>> start Data to use

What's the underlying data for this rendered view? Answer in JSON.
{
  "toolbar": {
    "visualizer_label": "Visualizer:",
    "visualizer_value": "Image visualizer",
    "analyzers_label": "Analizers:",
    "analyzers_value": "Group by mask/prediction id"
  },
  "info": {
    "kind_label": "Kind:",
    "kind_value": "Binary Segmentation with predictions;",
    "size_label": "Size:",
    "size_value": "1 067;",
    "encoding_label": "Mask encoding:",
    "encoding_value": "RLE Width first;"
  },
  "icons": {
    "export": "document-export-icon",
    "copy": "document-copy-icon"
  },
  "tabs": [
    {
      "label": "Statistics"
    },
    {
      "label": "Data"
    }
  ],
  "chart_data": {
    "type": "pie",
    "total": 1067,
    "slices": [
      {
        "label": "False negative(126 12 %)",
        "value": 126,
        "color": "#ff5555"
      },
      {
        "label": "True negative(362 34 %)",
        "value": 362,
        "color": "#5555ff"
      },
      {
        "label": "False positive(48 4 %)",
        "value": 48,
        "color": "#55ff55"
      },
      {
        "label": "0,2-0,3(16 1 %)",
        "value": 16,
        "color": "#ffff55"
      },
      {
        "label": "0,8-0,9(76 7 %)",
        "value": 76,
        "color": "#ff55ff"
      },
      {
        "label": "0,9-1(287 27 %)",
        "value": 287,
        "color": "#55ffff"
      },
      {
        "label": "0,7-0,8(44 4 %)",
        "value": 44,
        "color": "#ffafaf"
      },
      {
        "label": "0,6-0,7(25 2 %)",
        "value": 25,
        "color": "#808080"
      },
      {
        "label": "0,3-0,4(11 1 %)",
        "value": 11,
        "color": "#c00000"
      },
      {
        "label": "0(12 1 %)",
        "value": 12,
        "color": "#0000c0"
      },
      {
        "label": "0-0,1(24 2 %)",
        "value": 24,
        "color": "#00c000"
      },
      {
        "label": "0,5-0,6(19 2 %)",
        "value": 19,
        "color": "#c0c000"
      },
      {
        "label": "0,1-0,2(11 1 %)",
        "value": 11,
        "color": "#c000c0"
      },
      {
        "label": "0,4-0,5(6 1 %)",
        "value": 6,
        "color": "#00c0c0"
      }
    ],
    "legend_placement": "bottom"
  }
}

>> end Data to use

Goal: Copy out every line of the listing that includes the string "False".

Task solution:
        "label": "False negative(126 12 %)",
        "label": "False positive(48 4 %)",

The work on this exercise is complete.